Brief. Scan the entries below for the word "JSON". Copy each line that has it.

--- start Rows ---

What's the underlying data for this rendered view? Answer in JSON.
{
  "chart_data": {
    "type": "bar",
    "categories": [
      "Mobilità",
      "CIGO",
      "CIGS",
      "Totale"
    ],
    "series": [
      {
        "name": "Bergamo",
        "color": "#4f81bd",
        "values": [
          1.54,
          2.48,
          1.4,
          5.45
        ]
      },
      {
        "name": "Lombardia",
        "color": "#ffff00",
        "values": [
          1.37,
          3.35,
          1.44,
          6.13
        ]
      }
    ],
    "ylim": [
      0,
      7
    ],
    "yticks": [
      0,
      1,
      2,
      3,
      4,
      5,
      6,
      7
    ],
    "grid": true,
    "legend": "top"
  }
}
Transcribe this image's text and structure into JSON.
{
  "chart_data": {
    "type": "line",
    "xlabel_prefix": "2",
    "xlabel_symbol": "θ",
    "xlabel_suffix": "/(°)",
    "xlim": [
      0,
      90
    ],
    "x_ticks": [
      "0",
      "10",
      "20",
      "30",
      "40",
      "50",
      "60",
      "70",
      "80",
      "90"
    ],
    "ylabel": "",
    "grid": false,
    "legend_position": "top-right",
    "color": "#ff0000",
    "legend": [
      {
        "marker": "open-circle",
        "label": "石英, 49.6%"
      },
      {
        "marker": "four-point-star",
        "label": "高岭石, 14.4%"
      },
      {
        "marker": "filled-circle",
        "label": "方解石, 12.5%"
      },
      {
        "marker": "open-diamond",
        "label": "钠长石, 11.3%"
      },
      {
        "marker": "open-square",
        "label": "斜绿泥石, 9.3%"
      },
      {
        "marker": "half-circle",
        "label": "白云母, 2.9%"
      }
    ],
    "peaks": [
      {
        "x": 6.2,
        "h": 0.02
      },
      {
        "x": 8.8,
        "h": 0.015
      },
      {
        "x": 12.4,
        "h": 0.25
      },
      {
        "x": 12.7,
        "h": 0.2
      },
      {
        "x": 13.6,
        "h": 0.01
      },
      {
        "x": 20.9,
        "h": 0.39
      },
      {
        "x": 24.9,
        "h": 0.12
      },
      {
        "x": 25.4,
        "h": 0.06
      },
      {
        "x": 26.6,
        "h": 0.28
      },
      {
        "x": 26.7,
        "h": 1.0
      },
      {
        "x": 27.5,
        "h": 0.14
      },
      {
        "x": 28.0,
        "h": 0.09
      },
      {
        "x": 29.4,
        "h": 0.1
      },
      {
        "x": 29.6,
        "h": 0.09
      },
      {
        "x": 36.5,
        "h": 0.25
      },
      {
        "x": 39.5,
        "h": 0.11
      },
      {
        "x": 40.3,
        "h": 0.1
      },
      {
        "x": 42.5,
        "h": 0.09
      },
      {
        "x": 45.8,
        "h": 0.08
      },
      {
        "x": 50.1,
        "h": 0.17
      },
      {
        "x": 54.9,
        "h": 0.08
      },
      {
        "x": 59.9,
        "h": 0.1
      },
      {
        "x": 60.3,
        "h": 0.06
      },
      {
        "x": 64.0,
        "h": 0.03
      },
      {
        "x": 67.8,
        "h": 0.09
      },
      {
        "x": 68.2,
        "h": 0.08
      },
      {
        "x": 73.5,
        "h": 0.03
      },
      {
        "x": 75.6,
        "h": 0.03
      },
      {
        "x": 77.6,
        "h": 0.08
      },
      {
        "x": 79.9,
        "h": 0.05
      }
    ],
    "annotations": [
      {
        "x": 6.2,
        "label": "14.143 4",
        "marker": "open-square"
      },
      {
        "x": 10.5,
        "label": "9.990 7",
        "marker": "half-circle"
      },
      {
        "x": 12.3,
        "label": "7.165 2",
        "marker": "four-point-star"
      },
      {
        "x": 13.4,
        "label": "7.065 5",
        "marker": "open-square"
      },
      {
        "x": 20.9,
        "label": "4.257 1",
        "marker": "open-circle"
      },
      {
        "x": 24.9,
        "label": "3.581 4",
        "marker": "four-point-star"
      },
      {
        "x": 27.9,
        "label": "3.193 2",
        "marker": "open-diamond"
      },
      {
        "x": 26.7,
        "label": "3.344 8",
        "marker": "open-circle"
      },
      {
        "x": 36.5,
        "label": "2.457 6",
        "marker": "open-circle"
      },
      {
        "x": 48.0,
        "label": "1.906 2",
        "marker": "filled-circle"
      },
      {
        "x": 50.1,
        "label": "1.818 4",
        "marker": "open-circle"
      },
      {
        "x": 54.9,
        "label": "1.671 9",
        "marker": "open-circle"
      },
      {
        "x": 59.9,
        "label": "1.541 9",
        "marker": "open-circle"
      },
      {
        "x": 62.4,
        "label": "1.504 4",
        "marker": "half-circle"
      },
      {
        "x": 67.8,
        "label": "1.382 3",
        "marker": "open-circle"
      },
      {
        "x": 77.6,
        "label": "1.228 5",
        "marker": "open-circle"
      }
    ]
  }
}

--- end Rows ---

Worked solution.
What's the underlying data for this rendered view? Answer in JSON.
Transcribe this image's text and structure into JSON.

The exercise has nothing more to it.